DATA SHOWN:
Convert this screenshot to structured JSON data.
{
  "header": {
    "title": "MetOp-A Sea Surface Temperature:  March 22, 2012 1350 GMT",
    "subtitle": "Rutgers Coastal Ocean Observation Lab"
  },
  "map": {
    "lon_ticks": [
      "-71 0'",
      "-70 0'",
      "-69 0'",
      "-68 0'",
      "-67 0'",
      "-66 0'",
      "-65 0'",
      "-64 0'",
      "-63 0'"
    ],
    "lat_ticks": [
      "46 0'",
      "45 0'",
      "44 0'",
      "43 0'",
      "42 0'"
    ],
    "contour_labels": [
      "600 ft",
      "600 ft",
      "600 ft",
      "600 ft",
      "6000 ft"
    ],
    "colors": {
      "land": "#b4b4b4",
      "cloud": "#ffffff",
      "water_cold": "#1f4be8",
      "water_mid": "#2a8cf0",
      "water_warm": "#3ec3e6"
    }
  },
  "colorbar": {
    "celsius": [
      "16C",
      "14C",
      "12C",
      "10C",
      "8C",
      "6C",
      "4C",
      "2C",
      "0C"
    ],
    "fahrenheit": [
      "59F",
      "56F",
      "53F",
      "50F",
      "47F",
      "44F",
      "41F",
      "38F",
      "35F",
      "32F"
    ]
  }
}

DIRECTION: Give the listing again, word for word.

CORRECT ANSWER:
Convert this screenshot to structured JSON data.
{
  "header": {
    "title": "MetOp-A Sea Surface Temperature:  March 22, 2012 1350 GMT",
    "subtitle": "Rutgers Coastal Ocean Observation Lab"
  },
  "map": {
    "lon_ticks": [
      "-71 0'",
      "-70 0'",
      "-69 0'",
      "-68 0'",
      "-67 0'",
      "-66 0'",
      "-65 0'",
      "-64 0'",
      "-63 0'"
    ],
    "lat_ticks": [
      "46 0'",
      "45 0'",
      "44 0'",
      "43 0'",
      "42 0'"
    ],
    "contour_labels": [
      "600 ft",
      "600 ft",
      "600 ft",
      "600 ft",
      "6000 ft"
    ],
    "colors": {
      "land": "#b4b4b4",
      "cloud": "#ffffff",
      "water_cold": "#1f4be8",
      "water_mid": "#2a8cf0",
      "water_warm": "#3ec3e6"
    }
  },
  "colorbar": {
    "celsius": [
      "16C",
      "14C",
      "12C",
      "10C",
      "8C",
      "6C",
      "4C",
      "2C",
      "0C"
    ],
    "fahrenheit": [
      "59F",
      "56F",
      "53F",
      "50F",
      "47F",
      "44F",
      "41F",
      "38F",
      "35F",
      "32F"
    ]
  }
}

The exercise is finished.